TASK DESCRIPTION —
Report each line of the entries below that includes "Antioxidant".

Extracted data entries:
┏━━

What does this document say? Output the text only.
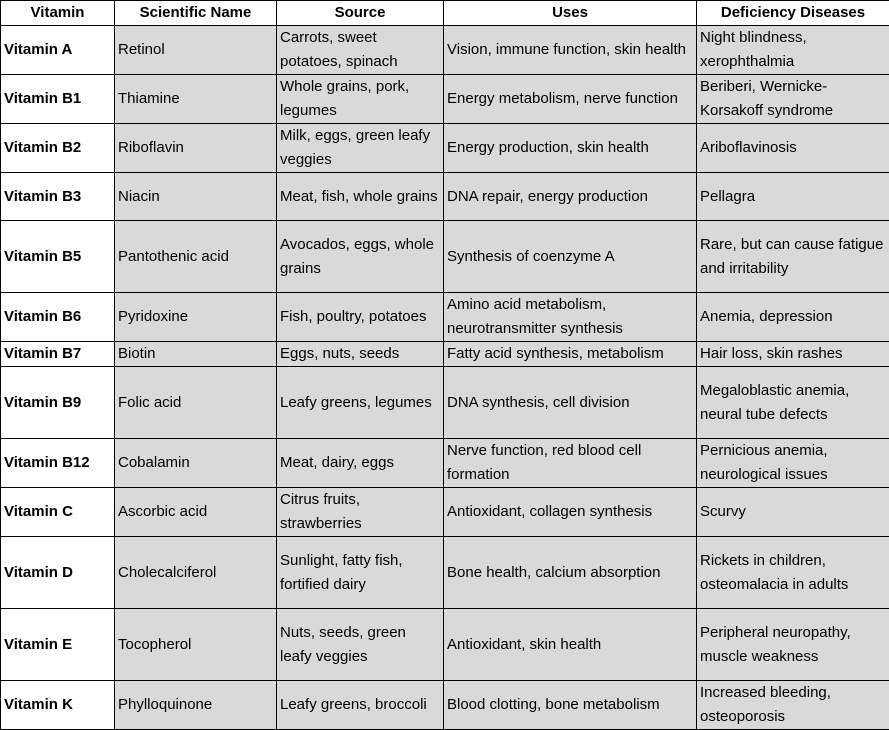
Vitamin	Scientific Name	Source	Uses	Deficiency Diseases
Vitamin A	Retinol	Carrots, sweet potatoes, spinach	Vision, immune function, skin health	Night blindness, xerophthalmia
Vitamin B1	Thiamine	Whole grains, pork, legumes	Energy metabolism, nerve function	Beriberi, Wernicke-Korsakoff syndrome
Vitamin B2	Riboflavin	Milk, eggs, green leafy veggies	Energy production, skin health	Ariboflavinosis
Vitamin B3	Niacin	Meat, fish, whole grains	DNA repair, energy production	Pellagra
Vitamin B5	Pantothenic acid	Avocados, eggs, whole grains	Synthesis of coenzyme A	Rare, but can cause fatigue and irritability
Vitamin B6	Pyridoxine	Fish, poultry, potatoes	Amino acid metabolism, neurotransmitter synthesis	Anemia, depression
Vitamin B7	Biotin	Eggs, nuts, seeds	Fatty acid synthesis, metabolism	Hair loss, skin rashes
Vitamin B9	Folic acid	Leafy greens, legumes	DNA synthesis, cell division	Megaloblastic anemia, neural tube defects
Vitamin B12	Cobalamin	Meat, dairy, eggs	Nerve function, red blood cell formation	Pernicious anemia, neurological issues
Vitamin C	Ascorbic acid	Citrus fruits, strawberries	Antioxidant, collagen synthesis	Scurvy
Vitamin D	Cholecalciferol	Sunlight, fatty fish, fortified dairy	Bone health, calcium absorption	Rickets in children, osteomalacia in adults
Vitamin E	Tocopherol	Nuts, seeds, green leafy veggies	Antioxidant, skin health	Peripheral neuropathy, muscle weakness
Vitamin K	Phylloquinone	Leafy greens, broccoli	Blood clotting, bone metabolism	Increased bleeding, osteoporosis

┗━━

EXERCISE ANSWER —
Vitamin C	Ascorbic acid	Citrus fruits, strawberries	Antioxidant, collagen synthesis	Scurvy
Vitamin E	Tocopherol	Nuts, seeds, green leafy veggies	Antioxidant, skin health	Peripheral neuropathy, muscle weakness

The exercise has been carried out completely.